• GOAL
Write the material out again exactly.

---+---

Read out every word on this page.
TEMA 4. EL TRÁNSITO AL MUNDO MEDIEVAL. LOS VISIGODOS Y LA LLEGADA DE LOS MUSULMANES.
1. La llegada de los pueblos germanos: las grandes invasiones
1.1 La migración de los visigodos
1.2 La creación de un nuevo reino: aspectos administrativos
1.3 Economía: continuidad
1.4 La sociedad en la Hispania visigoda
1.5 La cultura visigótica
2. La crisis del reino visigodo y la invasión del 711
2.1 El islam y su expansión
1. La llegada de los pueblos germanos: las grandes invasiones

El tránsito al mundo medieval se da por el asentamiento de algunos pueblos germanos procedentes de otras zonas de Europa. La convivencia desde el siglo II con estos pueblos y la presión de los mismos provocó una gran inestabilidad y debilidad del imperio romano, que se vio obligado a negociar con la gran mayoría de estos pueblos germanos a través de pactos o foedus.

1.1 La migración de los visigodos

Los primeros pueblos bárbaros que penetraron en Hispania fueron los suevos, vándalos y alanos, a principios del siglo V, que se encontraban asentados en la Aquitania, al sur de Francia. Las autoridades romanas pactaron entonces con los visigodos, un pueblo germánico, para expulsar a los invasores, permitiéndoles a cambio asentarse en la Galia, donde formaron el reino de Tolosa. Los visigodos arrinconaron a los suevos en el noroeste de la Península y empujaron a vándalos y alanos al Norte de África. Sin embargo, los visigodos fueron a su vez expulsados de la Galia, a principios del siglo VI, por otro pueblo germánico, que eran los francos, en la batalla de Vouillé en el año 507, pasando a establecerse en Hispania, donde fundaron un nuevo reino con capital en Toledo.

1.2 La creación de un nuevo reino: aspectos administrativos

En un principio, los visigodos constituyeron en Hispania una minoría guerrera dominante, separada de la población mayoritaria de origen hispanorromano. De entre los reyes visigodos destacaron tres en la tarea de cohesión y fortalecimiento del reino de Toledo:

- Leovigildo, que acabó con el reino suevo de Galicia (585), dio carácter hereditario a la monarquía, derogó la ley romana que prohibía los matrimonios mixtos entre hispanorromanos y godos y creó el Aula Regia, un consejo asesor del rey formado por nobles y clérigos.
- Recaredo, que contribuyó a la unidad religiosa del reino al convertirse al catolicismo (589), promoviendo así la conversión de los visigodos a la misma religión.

---+---

• ANSWER IN FULL
Read out every word on this page.
TEMA 4. EL TRÁNSITO AL MUNDO MEDIEVAL. LOS VISIGODOS Y LA LLEGADA DE LOS MUSULMANES.
1. La llegada de los pueblos germanos: las grandes invasiones
1.1 La migración de los visigodos
1.2 La creación de un nuevo reino: aspectos administrativos
1.3 Economía: continuidad
1.4 La sociedad en la Hispania visigoda
1.5 La cultura visigótica
2. La crisis del reino visigodo y la invasión del 711
2.1 El islam y su expansión
1. La llegada de los pueblos germanos: las grandes invasiones

El tránsito al mundo medieval se da por el asentamiento de algunos pueblos germanos procedentes de otras zonas de Europa. La convivencia desde el siglo II con estos pueblos y la presión de los mismos provocó una gran inestabilidad y debilidad del imperio romano, que se vio obligado a negociar con la gran mayoría de estos pueblos germanos a través de pactos o foedus.

1.1 La migración de los visigodos

Los primeros pueblos bárbaros que penetraron en Hispania fueron los suevos, vándalos y alanos, a principios del siglo V, que se encontraban asentados en la Aquitania, al sur de Francia. Las autoridades romanas pactaron entonces con los visigodos, un pueblo germánico, para expulsar a los invasores, permitiéndoles a cambio asentarse en la Galia, donde formaron el reino de Tolosa. Los visigodos arrinconaron a los suevos en el noroeste de la Península y empujaron a vándalos y alanos al Norte de África. Sin embargo, los visigodos fueron a su vez expulsados de la Galia, a principios del siglo VI, por otro pueblo germánico, que eran los francos, en la batalla de Vouillé en el año 507, pasando a establecerse en Hispania, donde fundaron un nuevo reino con capital en Toledo.

1.2 La creación de un nuevo reino: aspectos administrativos

En un principio, los visigodos constituyeron en Hispania una minoría guerrera dominante, separada de la población mayoritaria de origen hispanorromano. De entre los reyes visigodos destacaron tres en la tarea de cohesión y fortalecimiento del reino de Toledo:

- Leovigildo, que acabó con el reino suevo de Galicia (585), dio carácter hereditario a la monarquía, derogó la ley romana que prohibía los matrimonios mixtos entre hispanorromanos y godos y creó el Aula Regia, un consejo asesor del rey formado por nobles y clérigos.
- Recaredo, que contribuyó a la unidad religiosa del reino al convertirse al catolicismo (589), promoviendo así la conversión de los visigodos a la misma religión.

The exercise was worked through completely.